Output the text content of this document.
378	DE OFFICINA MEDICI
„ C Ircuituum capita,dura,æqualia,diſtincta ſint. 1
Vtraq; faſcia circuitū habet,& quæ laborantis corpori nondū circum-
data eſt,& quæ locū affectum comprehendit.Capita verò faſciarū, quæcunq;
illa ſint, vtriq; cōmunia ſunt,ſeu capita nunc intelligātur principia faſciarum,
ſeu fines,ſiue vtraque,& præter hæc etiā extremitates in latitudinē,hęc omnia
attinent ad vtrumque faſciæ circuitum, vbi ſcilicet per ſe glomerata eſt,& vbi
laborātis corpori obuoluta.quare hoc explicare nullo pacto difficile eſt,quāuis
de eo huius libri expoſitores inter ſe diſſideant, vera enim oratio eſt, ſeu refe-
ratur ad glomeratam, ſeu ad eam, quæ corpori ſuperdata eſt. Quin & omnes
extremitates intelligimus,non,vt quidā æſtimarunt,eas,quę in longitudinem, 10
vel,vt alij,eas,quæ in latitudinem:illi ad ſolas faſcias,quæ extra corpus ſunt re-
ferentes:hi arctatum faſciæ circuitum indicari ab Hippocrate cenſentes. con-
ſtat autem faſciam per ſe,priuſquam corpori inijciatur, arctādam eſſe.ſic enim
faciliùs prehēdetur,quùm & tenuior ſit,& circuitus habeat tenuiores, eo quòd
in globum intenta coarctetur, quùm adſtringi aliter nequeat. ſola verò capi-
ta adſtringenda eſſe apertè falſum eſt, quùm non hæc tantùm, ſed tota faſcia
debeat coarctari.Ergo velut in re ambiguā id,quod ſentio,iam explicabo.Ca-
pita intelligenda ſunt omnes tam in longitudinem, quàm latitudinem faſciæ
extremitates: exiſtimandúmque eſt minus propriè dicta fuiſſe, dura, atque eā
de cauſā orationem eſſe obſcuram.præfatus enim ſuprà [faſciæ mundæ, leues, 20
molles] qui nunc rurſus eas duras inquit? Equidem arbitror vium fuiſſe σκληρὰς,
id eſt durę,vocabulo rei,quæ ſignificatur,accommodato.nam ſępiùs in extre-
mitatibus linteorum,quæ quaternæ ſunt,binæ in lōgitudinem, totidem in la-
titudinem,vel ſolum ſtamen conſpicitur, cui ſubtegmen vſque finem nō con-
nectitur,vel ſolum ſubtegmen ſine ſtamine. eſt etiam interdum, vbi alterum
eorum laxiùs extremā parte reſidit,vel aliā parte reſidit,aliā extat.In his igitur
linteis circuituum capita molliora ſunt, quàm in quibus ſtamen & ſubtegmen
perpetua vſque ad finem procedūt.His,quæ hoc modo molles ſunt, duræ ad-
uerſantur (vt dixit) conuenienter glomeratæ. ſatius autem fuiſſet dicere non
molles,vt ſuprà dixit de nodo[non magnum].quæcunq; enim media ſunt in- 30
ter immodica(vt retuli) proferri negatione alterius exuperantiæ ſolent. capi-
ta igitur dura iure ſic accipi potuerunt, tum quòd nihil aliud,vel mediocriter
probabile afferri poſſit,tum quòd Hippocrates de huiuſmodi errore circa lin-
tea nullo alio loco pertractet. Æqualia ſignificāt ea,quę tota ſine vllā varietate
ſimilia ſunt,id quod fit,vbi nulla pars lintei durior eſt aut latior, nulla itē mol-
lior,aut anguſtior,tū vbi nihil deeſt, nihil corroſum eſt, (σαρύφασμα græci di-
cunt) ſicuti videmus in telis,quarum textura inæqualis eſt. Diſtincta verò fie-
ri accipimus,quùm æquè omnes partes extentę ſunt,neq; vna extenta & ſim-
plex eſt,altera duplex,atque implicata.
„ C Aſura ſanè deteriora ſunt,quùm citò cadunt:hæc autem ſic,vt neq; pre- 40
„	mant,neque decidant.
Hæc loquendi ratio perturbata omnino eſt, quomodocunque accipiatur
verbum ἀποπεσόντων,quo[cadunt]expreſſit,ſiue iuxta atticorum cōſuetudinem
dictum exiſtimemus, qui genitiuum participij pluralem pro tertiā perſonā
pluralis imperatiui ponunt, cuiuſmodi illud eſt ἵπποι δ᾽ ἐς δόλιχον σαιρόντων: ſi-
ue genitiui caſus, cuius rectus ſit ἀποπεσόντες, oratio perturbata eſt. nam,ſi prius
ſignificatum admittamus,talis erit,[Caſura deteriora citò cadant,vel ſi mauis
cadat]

──────────────────────────────

### What you should do
Identify the lines above that contain the word "omnes", then copy them.

### Response below
ratur ad glomeratam, ſeu ad eam, quæ corpori ſuperdata eſt. Quin & omnes
pita intelligenda ſunt omnes tam in longitudinem, quàm latitudinem faſciæ
ri accipimus,quùm æquè omnes partes extentę ſunt,neq; vna extenta & ſim-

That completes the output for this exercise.